== WHAT TO DO ==
Repeat the data verbatim.

== MATERIALS PROVIDED ==
◇ ◇ ◇ ◇ ◇ ◇ ◇

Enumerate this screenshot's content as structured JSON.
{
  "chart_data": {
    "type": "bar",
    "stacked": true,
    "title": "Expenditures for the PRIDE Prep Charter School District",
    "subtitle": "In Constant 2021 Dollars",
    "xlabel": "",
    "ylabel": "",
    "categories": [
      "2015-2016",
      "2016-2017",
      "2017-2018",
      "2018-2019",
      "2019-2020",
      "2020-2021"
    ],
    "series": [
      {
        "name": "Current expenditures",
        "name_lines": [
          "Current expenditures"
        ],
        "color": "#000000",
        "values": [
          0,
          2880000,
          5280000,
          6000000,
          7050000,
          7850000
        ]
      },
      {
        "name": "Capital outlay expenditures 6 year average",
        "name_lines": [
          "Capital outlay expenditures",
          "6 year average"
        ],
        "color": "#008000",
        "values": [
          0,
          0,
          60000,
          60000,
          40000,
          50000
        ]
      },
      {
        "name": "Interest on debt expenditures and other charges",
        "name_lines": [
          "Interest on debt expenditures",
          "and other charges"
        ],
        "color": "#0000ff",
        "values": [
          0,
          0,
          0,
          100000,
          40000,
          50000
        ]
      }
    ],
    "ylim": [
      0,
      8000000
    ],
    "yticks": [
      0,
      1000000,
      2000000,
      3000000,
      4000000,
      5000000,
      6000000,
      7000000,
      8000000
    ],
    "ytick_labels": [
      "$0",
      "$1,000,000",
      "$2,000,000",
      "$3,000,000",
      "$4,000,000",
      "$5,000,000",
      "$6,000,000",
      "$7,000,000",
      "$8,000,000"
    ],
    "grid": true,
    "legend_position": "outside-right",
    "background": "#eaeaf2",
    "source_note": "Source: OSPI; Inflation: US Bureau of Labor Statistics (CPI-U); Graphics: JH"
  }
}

◇ ◇ ◇ ◇ ◇ ◇ ◇

== FINISHED TASK ==
Enumerate this screenshot's content as structured JSON.
{
  "chart_data": {
    "type": "bar",
    "stacked": true,
    "title": "Expenditures for the PRIDE Prep Charter School District",
    "subtitle": "In Constant 2021 Dollars",
    "xlabel": "",
    "ylabel": "",
    "categories": [
      "2015-2016",
      "2016-2017",
      "2017-2018",
      "2018-2019",
      "2019-2020",
      "2020-2021"
    ],
    "series": [
      {
        "name": "Current expenditures",
        "name_lines": [
          "Current expenditures"
        ],
        "color": "#000000",
        "values": [
          0,
          2880000,
          5280000,
          6000000,
          7050000,
          7850000
        ]
      },
      {
        "name": "Capital outlay expenditures 6 year average",
        "name_lines": [
          "Capital outlay expenditures",
          "6 year average"
        ],
        "color": "#008000",
        "values": [
          0,
          0,
          60000,
          60000,
          40000,
          50000
        ]
      },
      {
        "name": "Interest on debt expenditures and other charges",
        "name_lines": [
          "Interest on debt expenditures",
          "and other charges"
        ],
        "color": "#0000ff",
        "values": [
          0,
          0,
          0,
          100000,
          40000,
          50000
        ]
      }
    ],
    "ylim": [
      0,
      8000000
    ],
    "yticks": [
      0,
      1000000,
      2000000,
      3000000,
      4000000,
      5000000,
      6000000,
      7000000,
      8000000
    ],
    "ytick_labels": [
      "$0",
      "$1,000,000",
      "$2,000,000",
      "$3,000,000",
      "$4,000,000",
      "$5,000,000",
      "$6,000,000",
      "$7,000,000",
      "$8,000,000"
    ],
    "grid": true,
    "legend_position": "outside-right",
    "background": "#eaeaf2",
    "source_note": "Source: OSPI; Inflation: US Bureau of Labor Statistics (CPI-U); Graphics: JH"
  }
}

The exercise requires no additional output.